What to do: Your answer should be a single number: the count of lines in the material below that hold "Plastics".
==== Extracted information ====
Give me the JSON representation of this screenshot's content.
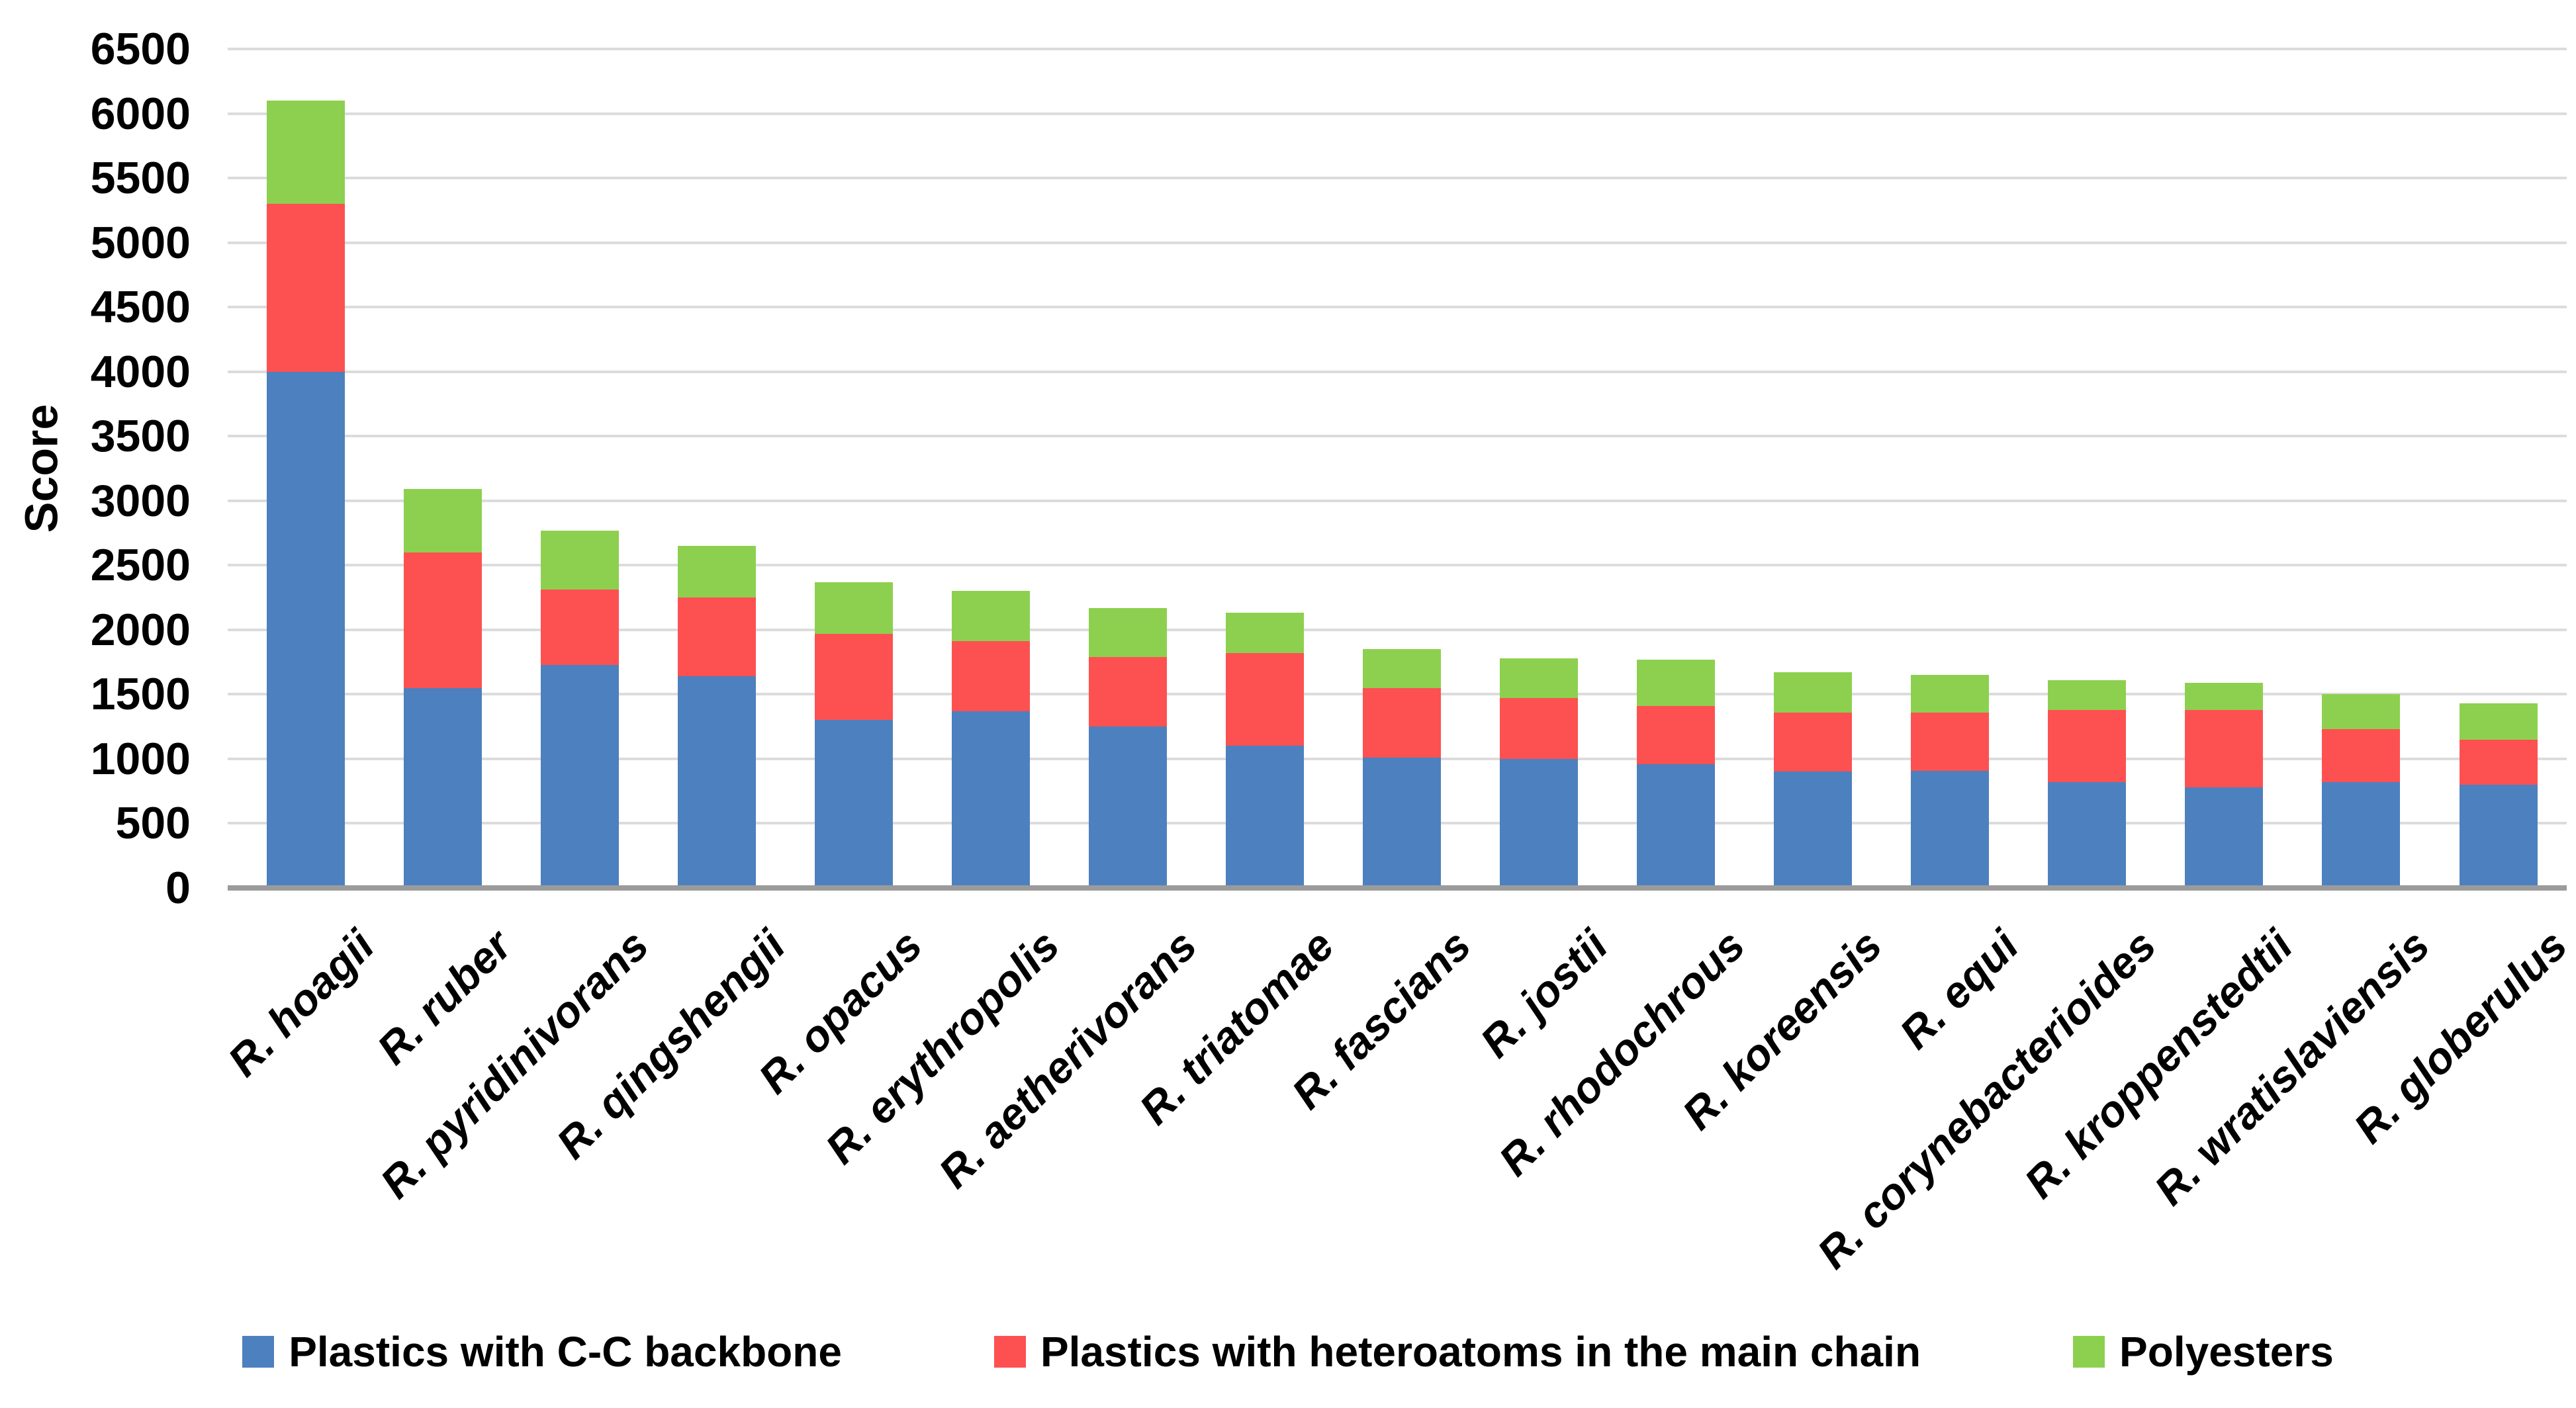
{
  "chart_data": {
    "type": "bar",
    "stacked": true,
    "title": "",
    "xlabel": "",
    "ylabel": "Score",
    "ylim": [
      0,
      6500
    ],
    "ytick_step": 500,
    "yticks": [
      0,
      500,
      1000,
      1500,
      2000,
      2500,
      3000,
      3500,
      4000,
      4500,
      5000,
      5500,
      6000,
      6500
    ],
    "grid": true,
    "legend_position": "bottom-center",
    "categories": [
      "R. hoagii",
      "R. ruber",
      "R. pyridinivorans",
      "R. qingshengii",
      "R. opacus",
      "R. erythropolis",
      "R. aetherivorans",
      "R. triatomae",
      "R. fascians",
      "R. jostii",
      "R. rhodochrous",
      "R. koreensis",
      "R. equi",
      "R. corynebacterioides",
      "R. kroppenstedtii",
      "R. wratislaviensis",
      "R. globerulus"
    ],
    "series": [
      {
        "name": "Plastics with C-C backbone",
        "color": "#4D80BE",
        "values": [
          4000,
          1550,
          1730,
          1640,
          1300,
          1370,
          1250,
          1100,
          1010,
          1000,
          960,
          900,
          910,
          820,
          780,
          820,
          800
        ]
      },
      {
        "name": "Plastics with heteroatoms in the main chain",
        "color": "#FD5151",
        "values": [
          1300,
          1050,
          580,
          610,
          670,
          540,
          540,
          720,
          540,
          470,
          450,
          460,
          450,
          560,
          600,
          410,
          350
        ]
      },
      {
        "name": "Polyesters",
        "color": "#8DD04F",
        "values": [
          800,
          490,
          460,
          400,
          400,
          390,
          380,
          310,
          300,
          310,
          360,
          310,
          290,
          230,
          210,
          270,
          280
        ]
      }
    ],
    "totals": [
      6100,
      3090,
      2770,
      2650,
      2370,
      2300,
      2170,
      2130,
      1850,
      1780,
      1770,
      1670,
      1650,
      1610,
      1590,
      1500,
      1430
    ]
  },
  "colors": {
    "background": "#FFFFFF",
    "gridline": "#DCDCDC",
    "axis_line": "#9B9B9B",
    "text": "#000000"
  }
}
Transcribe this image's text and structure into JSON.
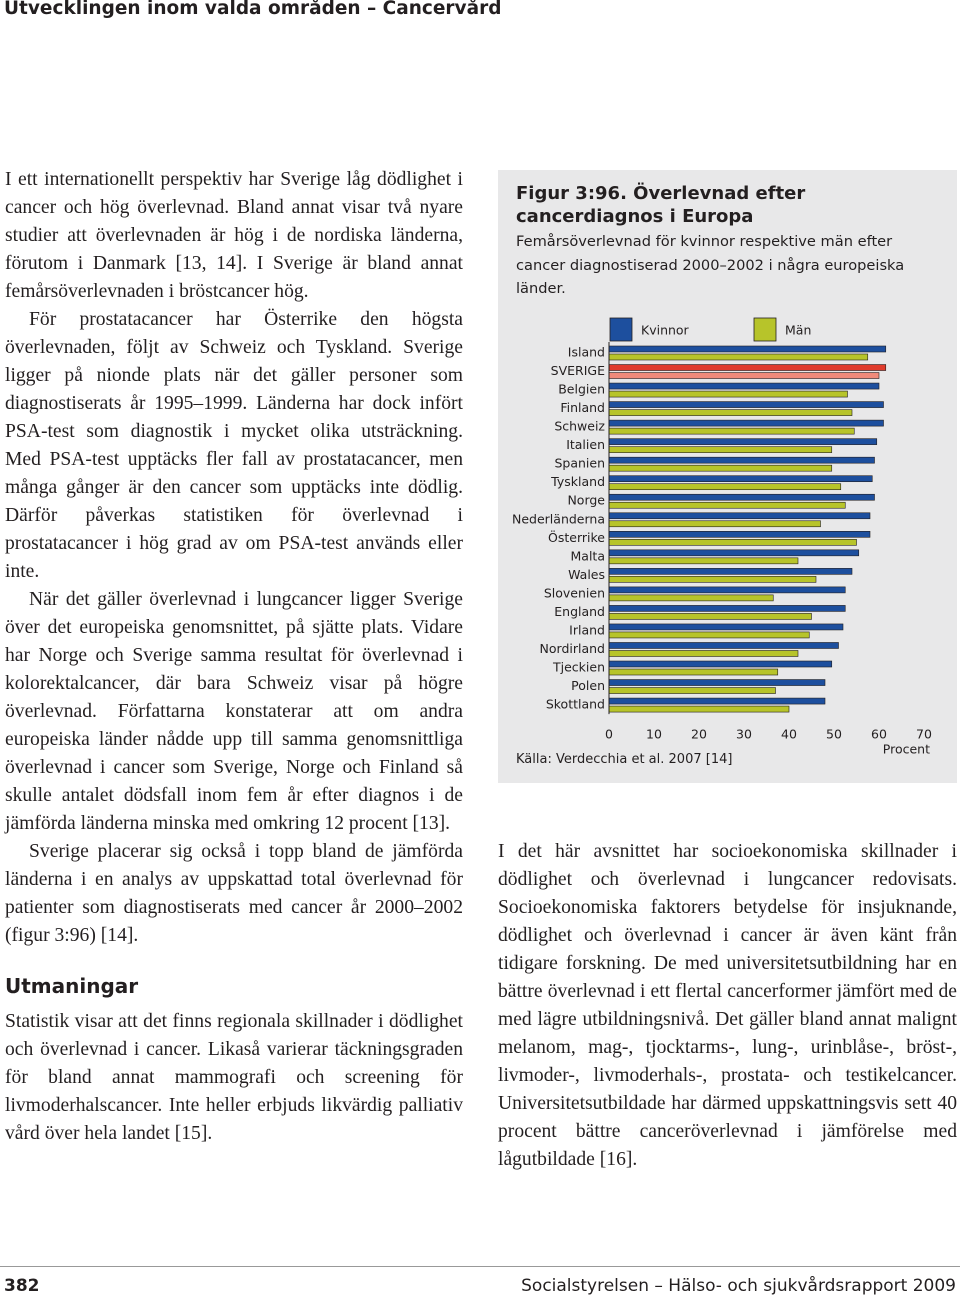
====
Your response: 2